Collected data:
↓↓↓

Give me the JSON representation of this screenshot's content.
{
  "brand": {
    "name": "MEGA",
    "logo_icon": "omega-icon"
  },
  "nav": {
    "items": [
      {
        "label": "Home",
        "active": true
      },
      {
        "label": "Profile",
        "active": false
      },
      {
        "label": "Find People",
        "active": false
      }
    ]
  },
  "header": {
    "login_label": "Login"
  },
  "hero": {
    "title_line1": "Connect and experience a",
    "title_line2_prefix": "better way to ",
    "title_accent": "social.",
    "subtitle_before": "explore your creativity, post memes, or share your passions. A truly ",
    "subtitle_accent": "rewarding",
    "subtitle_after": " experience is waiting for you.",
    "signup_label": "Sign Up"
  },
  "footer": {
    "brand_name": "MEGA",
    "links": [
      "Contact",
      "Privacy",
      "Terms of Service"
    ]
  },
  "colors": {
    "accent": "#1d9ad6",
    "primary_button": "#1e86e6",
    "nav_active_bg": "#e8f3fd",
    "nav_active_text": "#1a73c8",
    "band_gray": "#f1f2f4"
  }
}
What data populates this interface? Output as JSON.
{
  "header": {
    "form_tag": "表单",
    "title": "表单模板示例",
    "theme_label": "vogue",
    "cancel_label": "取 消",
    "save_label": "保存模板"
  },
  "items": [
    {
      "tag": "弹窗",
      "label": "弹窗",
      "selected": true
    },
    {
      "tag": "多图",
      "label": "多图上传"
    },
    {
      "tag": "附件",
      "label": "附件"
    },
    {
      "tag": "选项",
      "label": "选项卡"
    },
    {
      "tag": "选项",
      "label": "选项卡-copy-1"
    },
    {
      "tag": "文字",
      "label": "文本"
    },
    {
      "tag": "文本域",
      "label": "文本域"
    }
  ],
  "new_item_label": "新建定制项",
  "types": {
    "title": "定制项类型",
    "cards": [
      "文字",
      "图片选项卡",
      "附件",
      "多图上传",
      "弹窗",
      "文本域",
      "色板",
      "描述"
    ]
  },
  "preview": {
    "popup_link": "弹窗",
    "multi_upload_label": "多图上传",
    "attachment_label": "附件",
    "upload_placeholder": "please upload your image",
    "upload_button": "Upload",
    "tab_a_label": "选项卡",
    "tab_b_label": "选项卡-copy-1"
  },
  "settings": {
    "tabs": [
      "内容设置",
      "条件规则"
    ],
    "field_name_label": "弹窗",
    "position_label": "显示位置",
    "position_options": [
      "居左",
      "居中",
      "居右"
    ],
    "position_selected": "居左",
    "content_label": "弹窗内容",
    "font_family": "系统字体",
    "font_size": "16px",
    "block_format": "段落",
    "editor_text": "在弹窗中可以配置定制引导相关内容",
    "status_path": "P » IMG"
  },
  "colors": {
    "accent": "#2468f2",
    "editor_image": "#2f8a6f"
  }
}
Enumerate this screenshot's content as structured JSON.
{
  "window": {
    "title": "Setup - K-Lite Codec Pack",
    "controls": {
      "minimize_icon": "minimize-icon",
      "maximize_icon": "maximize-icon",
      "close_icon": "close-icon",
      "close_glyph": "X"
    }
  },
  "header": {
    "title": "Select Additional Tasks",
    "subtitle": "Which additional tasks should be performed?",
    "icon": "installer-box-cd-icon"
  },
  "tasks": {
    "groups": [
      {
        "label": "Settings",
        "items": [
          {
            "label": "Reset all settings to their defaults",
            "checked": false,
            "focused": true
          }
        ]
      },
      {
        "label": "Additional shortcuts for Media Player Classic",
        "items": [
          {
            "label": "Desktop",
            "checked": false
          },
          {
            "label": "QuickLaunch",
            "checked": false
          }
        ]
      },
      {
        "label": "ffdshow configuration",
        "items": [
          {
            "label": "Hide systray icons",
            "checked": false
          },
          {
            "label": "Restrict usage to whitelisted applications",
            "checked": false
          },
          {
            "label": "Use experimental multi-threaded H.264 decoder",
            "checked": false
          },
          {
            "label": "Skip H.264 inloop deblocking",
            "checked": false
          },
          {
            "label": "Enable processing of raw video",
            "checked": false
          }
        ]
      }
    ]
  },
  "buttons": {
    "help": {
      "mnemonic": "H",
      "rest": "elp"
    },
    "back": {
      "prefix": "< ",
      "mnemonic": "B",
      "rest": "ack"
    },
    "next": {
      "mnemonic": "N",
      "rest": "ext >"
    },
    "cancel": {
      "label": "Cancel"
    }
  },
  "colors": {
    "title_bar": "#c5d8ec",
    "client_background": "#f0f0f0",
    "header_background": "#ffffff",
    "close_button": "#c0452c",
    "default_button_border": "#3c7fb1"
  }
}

↑↑↑

WORK INSTRUCTIONS:
Reproduce the records word for word.

WRITTEN SOLUTION:
Give me the JSON representation of this screenshot's content.
{
  "brand": {
    "name": "MEGA",
    "logo_icon": "omega-icon"
  },
  "nav": {
    "items": [
      {
        "label": "Home",
        "active": true
      },
      {
        "label": "Profile",
        "active": false
      },
      {
        "label": "Find People",
        "active": false
      }
    ]
  },
  "header": {
    "login_label": "Login"
  },
  "hero": {
    "title_line1": "Connect and experience a",
    "title_line2_prefix": "better way to ",
    "title_accent": "social.",
    "subtitle_before": "explore your creativity, post memes, or share your passions. A truly ",
    "subtitle_accent": "rewarding",
    "subtitle_after": " experience is waiting for you.",
    "signup_label": "Sign Up"
  },
  "footer": {
    "brand_name": "MEGA",
    "links": [
      "Contact",
      "Privacy",
      "Terms of Service"
    ]
  },
  "colors": {
    "accent": "#1d9ad6",
    "primary_button": "#1e86e6",
    "nav_active_bg": "#e8f3fd",
    "nav_active_text": "#1a73c8",
    "band_gray": "#f1f2f4"
  }
}
What data populates this interface? Output as JSON.
{
  "header": {
    "form_tag": "表单",
    "title": "表单模板示例",
    "theme_label": "vogue",
    "cancel_label": "取 消",
    "save_label": "保存模板"
  },
  "items": [
    {
      "tag": "弹窗",
      "label": "弹窗",
      "selected": true
    },
    {
      "tag": "多图",
      "label": "多图上传"
    },
    {
      "tag": "附件",
      "label": "附件"
    },
    {
      "tag": "选项",
      "label": "选项卡"
    },
    {
      "tag": "选项",
      "label": "选项卡-copy-1"
    },
    {
      "tag": "文字",
      "label": "文本"
    },
    {
      "tag": "文本域",
      "label": "文本域"
    }
  ],
  "new_item_label": "新建定制项",
  "types": {
    "title": "定制项类型",
    "cards": [
      "文字",
      "图片选项卡",
      "附件",
      "多图上传",
      "弹窗",
      "文本域",
      "色板",
      "描述"
    ]
  },
  "preview": {
    "popup_link": "弹窗",
    "multi_upload_label": "多图上传",
    "attachment_label": "附件",
    "upload_placeholder": "please upload your image",
    "upload_button": "Upload",
    "tab_a_label": "选项卡",
    "tab_b_label": "选项卡-copy-1"
  },
  "settings": {
    "tabs": [
      "内容设置",
      "条件规则"
    ],
    "field_name_label": "弹窗",
    "position_label": "显示位置",
    "position_options": [
      "居左",
      "居中",
      "居右"
    ],
    "position_selected": "居左",
    "content_label": "弹窗内容",
    "font_family": "系统字体",
    "font_size": "16px",
    "block_format": "段落",
    "editor_text": "在弹窗中可以配置定制引导相关内容",
    "status_path": "P » IMG"
  },
  "colors": {
    "accent": "#2468f2",
    "editor_image": "#2f8a6f"
  }
}
Enumerate this screenshot's content as structured JSON.
{
  "window": {
    "title": "Setup - K-Lite Codec Pack",
    "controls": {
      "minimize_icon": "minimize-icon",
      "maximize_icon": "maximize-icon",
      "close_icon": "close-icon",
      "close_glyph": "X"
    }
  },
  "header": {
    "title": "Select Additional Tasks",
    "subtitle": "Which additional tasks should be performed?",
    "icon": "installer-box-cd-icon"
  },
  "tasks": {
    "groups": [
      {
        "label": "Settings",
        "items": [
          {
            "label": "Reset all settings to their defaults",
            "checked": false,
            "focused": true
          }
        ]
      },
      {
        "label": "Additional shortcuts for Media Player Classic",
        "items": [
          {
            "label": "Desktop",
            "checked": false
          },
          {
            "label": "QuickLaunch",
            "checked": false
          }
        ]
      },
      {
        "label": "ffdshow configuration",
        "items": [
          {
            "label": "Hide systray icons",
            "checked": false
          },
          {
            "label": "Restrict usage to whitelisted applications",
            "checked": false
          },
          {
            "label": "Use experimental multi-threaded H.264 decoder",
            "checked": false
          },
          {
            "label": "Skip H.264 inloop deblocking",
            "checked": false
          },
          {
            "label": "Enable processing of raw video",
            "checked": false
          }
        ]
      }
    ]
  },
  "buttons": {
    "help": {
      "mnemonic": "H",
      "rest": "elp"
    },
    "back": {
      "prefix": "< ",
      "mnemonic": "B",
      "rest": "ack"
    },
    "next": {
      "mnemonic": "N",
      "rest": "ext >"
    },
    "cancel": {
      "label": "Cancel"
    }
  },
  "colors": {
    "title_bar": "#c5d8ec",
    "client_background": "#f0f0f0",
    "header_background": "#ffffff",
    "close_button": "#c0452c",
    "default_button_border": "#3c7fb1"
  }
}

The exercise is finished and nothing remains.